§ RECORDS SHOWN
_ _ _ _ _ _ _

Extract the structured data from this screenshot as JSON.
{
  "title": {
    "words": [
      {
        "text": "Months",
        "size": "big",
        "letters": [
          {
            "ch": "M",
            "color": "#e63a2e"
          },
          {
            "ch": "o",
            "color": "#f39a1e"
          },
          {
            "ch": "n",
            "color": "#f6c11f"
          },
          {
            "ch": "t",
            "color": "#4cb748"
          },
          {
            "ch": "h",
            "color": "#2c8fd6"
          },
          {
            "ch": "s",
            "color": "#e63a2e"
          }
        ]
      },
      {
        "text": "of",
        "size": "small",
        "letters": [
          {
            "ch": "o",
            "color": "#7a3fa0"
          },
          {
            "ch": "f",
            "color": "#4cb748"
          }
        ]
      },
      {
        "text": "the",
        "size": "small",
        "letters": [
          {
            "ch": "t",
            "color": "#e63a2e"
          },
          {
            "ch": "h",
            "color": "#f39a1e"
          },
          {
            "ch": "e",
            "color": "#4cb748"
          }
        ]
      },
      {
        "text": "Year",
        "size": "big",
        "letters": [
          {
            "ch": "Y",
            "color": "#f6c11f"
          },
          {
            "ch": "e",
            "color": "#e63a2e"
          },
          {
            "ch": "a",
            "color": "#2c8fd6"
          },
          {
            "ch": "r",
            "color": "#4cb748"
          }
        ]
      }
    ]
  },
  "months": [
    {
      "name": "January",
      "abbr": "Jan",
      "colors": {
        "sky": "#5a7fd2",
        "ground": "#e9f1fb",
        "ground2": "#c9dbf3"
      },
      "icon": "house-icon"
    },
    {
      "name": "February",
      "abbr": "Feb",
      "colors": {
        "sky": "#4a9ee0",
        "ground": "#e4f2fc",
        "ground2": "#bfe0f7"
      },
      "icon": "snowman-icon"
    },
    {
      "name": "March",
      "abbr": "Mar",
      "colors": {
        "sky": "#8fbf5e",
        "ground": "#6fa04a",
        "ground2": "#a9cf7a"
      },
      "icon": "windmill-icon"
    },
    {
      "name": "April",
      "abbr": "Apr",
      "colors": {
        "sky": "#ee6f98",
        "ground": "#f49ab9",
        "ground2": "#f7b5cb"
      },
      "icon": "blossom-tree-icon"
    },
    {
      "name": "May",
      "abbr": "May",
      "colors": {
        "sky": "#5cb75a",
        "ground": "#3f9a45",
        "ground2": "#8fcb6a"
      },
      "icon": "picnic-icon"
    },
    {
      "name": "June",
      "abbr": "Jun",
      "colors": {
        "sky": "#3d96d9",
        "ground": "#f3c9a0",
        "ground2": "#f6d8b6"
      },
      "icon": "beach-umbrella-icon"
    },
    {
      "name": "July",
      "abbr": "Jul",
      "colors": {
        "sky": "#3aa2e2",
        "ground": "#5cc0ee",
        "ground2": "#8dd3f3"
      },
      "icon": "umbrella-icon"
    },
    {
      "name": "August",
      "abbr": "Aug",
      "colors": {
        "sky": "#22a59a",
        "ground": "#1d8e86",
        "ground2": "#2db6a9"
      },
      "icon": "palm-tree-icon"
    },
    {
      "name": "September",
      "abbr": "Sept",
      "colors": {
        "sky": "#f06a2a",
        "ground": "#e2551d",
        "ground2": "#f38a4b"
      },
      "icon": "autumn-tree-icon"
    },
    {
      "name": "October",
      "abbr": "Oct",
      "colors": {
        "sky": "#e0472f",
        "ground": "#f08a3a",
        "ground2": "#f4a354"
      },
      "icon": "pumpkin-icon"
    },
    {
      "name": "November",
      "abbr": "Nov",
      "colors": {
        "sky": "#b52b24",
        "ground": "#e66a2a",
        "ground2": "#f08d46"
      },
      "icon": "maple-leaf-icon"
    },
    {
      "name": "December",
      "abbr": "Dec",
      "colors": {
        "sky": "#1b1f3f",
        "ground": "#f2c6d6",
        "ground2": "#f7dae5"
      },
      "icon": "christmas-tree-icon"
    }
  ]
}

_ _ _ _ _ _ _

§ WORK TO BE COMPLETED
From the first line to the last, please quote the material above exactly.

§ SOLUTION TO THIS TASK
Extract the structured data from this screenshot as JSON.
{
  "title": {
    "words": [
      {
        "text": "Months",
        "size": "big",
        "letters": [
          {
            "ch": "M",
            "color": "#e63a2e"
          },
          {
            "ch": "o",
            "color": "#f39a1e"
          },
          {
            "ch": "n",
            "color": "#f6c11f"
          },
          {
            "ch": "t",
            "color": "#4cb748"
          },
          {
            "ch": "h",
            "color": "#2c8fd6"
          },
          {
            "ch": "s",
            "color": "#e63a2e"
          }
        ]
      },
      {
        "text": "of",
        "size": "small",
        "letters": [
          {
            "ch": "o",
            "color": "#7a3fa0"
          },
          {
            "ch": "f",
            "color": "#4cb748"
          }
        ]
      },
      {
        "text": "the",
        "size": "small",
        "letters": [
          {
            "ch": "t",
            "color": "#e63a2e"
          },
          {
            "ch": "h",
            "color": "#f39a1e"
          },
          {
            "ch": "e",
            "color": "#4cb748"
          }
        ]
      },
      {
        "text": "Year",
        "size": "big",
        "letters": [
          {
            "ch": "Y",
            "color": "#f6c11f"
          },
          {
            "ch": "e",
            "color": "#e63a2e"
          },
          {
            "ch": "a",
            "color": "#2c8fd6"
          },
          {
            "ch": "r",
            "color": "#4cb748"
          }
        ]
      }
    ]
  },
  "months": [
    {
      "name": "January",
      "abbr": "Jan",
      "colors": {
        "sky": "#5a7fd2",
        "ground": "#e9f1fb",
        "ground2": "#c9dbf3"
      },
      "icon": "house-icon"
    },
    {
      "name": "February",
      "abbr": "Feb",
      "colors": {
        "sky": "#4a9ee0",
        "ground": "#e4f2fc",
        "ground2": "#bfe0f7"
      },
      "icon": "snowman-icon"
    },
    {
      "name": "March",
      "abbr": "Mar",
      "colors": {
        "sky": "#8fbf5e",
        "ground": "#6fa04a",
        "ground2": "#a9cf7a"
      },
      "icon": "windmill-icon"
    },
    {
      "name": "April",
      "abbr": "Apr",
      "colors": {
        "sky": "#ee6f98",
        "ground": "#f49ab9",
        "ground2": "#f7b5cb"
      },
      "icon": "blossom-tree-icon"
    },
    {
      "name": "May",
      "abbr": "May",
      "colors": {
        "sky": "#5cb75a",
        "ground": "#3f9a45",
        "ground2": "#8fcb6a"
      },
      "icon": "picnic-icon"
    },
    {
      "name": "June",
      "abbr": "Jun",
      "colors": {
        "sky": "#3d96d9",
        "ground": "#f3c9a0",
        "ground2": "#f6d8b6"
      },
      "icon": "beach-umbrella-icon"
    },
    {
      "name": "July",
      "abbr": "Jul",
      "colors": {
        "sky": "#3aa2e2",
        "ground": "#5cc0ee",
        "ground2": "#8dd3f3"
      },
      "icon": "umbrella-icon"
    },
    {
      "name": "August",
      "abbr": "Aug",
      "colors": {
        "sky": "#22a59a",
        "ground": "#1d8e86",
        "ground2": "#2db6a9"
      },
      "icon": "palm-tree-icon"
    },
    {
      "name": "September",
      "abbr": "Sept",
      "colors": {
        "sky": "#f06a2a",
        "ground": "#e2551d",
        "ground2": "#f38a4b"
      },
      "icon": "autumn-tree-icon"
    },
    {
      "name": "October",
      "abbr": "Oct",
      "colors": {
        "sky": "#e0472f",
        "ground": "#f08a3a",
        "ground2": "#f4a354"
      },
      "icon": "pumpkin-icon"
    },
    {
      "name": "November",
      "abbr": "Nov",
      "colors": {
        "sky": "#b52b24",
        "ground": "#e66a2a",
        "ground2": "#f08d46"
      },
      "icon": "maple-leaf-icon"
    },
    {
      "name": "December",
      "abbr": "Dec",
      "colors": {
        "sky": "#1b1f3f",
        "ground": "#f2c6d6",
        "ground2": "#f7dae5"
      },
      "icon": "christmas-tree-icon"
    }
  ]
}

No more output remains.